Written task:
Keep only those lines of the records that include the string "name".

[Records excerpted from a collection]

•••

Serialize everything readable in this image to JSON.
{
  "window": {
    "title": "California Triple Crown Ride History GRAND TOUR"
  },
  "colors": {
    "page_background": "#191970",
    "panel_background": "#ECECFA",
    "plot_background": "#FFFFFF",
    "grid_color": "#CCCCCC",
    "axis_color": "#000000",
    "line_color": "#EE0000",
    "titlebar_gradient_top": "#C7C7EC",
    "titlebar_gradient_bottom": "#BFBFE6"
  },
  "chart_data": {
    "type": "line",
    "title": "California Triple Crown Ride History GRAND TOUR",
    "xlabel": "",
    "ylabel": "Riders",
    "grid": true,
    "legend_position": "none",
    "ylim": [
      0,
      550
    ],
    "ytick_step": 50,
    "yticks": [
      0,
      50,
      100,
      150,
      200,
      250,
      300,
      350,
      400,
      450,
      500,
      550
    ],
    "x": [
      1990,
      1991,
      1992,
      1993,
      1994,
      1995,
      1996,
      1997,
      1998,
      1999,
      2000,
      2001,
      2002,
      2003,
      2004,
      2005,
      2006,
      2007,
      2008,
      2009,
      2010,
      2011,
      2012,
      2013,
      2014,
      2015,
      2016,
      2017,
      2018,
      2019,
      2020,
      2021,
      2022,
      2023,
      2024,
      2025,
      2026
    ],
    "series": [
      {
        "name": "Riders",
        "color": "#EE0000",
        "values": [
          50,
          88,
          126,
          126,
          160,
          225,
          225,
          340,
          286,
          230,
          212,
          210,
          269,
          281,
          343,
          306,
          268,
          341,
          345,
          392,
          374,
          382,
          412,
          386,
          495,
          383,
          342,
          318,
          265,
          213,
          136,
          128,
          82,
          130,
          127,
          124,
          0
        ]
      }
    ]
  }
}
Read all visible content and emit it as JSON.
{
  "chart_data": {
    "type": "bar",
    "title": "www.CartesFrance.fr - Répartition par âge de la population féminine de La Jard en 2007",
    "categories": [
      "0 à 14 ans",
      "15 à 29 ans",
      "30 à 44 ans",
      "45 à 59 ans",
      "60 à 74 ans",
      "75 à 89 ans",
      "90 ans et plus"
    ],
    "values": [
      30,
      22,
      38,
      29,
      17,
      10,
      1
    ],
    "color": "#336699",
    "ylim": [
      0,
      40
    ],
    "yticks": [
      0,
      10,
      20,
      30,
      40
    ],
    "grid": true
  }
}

•••

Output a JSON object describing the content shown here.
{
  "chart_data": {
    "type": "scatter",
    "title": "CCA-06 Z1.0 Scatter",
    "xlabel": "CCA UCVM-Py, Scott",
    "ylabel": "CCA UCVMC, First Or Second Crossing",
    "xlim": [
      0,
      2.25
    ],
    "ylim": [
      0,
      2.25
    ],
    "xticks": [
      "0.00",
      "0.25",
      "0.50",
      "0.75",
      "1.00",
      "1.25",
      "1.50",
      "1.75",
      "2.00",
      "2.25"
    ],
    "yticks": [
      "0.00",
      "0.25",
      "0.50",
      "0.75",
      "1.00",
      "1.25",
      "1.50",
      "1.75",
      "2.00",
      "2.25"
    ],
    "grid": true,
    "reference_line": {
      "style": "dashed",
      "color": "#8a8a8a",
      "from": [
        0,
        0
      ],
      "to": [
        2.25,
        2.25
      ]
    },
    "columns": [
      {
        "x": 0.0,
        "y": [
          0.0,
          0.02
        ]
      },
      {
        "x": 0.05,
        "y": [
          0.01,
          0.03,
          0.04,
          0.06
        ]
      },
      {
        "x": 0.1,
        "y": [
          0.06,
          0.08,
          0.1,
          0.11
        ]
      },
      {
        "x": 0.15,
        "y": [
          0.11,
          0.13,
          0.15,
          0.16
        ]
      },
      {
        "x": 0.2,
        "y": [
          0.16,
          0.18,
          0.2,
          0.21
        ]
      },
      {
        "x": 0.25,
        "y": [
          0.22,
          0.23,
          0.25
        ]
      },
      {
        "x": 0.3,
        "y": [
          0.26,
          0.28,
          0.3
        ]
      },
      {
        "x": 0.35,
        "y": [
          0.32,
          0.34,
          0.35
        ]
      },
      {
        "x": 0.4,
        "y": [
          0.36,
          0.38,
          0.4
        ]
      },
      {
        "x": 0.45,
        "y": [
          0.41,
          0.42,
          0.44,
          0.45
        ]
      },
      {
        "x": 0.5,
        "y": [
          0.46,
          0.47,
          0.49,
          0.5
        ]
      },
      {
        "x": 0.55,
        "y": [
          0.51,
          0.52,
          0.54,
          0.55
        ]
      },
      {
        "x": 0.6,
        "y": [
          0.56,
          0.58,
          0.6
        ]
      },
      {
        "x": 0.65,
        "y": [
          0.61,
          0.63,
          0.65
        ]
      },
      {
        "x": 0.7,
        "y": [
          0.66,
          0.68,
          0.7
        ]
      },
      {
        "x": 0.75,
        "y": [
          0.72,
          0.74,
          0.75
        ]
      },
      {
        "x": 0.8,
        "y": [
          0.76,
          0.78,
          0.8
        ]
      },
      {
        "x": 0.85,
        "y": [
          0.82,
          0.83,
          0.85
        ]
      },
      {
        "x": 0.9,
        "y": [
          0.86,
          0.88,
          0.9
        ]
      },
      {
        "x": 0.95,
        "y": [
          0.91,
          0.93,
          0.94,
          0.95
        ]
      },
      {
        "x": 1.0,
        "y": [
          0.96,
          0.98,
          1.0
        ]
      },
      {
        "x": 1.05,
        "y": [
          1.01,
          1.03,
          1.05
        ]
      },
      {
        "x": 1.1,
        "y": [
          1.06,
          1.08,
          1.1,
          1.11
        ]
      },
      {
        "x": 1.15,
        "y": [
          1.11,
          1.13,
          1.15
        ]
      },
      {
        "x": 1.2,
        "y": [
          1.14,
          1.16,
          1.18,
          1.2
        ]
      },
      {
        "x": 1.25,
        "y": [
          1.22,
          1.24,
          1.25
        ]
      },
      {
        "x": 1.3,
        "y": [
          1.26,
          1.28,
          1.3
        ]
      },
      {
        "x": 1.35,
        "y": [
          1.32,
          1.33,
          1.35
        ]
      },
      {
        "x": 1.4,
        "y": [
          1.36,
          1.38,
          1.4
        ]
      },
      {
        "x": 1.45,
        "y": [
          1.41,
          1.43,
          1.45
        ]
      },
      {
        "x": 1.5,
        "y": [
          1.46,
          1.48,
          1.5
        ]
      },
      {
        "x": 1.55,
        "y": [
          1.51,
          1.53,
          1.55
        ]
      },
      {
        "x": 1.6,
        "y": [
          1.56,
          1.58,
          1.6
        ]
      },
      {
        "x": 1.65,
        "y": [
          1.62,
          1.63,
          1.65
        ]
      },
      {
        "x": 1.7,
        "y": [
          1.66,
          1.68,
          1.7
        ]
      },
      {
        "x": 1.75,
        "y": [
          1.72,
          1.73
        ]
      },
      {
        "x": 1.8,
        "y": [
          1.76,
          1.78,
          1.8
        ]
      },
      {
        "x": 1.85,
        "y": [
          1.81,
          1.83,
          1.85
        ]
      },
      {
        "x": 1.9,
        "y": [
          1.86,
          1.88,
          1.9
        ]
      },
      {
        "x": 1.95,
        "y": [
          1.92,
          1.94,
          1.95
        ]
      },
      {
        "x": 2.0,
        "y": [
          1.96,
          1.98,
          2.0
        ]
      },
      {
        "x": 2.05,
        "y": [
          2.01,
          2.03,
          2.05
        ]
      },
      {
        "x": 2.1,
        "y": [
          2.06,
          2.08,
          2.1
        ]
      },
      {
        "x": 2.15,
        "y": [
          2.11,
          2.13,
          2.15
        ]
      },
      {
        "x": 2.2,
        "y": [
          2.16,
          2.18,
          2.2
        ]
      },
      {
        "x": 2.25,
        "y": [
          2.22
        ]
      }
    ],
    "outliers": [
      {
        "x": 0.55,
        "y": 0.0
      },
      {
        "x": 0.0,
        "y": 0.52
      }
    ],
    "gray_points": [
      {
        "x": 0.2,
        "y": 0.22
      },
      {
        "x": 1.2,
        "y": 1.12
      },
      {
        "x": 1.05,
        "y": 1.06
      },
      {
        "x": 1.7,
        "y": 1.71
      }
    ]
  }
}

•••

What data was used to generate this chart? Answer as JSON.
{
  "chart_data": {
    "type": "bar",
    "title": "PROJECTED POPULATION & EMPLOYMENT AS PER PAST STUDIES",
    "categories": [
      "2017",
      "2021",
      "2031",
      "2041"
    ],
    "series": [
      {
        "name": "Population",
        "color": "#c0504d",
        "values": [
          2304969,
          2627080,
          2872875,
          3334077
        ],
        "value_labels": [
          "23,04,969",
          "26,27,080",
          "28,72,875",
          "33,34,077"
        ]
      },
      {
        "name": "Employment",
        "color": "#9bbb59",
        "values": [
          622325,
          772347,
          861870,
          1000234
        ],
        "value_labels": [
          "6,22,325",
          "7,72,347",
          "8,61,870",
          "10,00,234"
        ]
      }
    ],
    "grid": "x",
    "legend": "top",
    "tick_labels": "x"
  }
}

•••

Result of this task:
        "name": "Riders",
        "name": "Population",
        "name": "Employment",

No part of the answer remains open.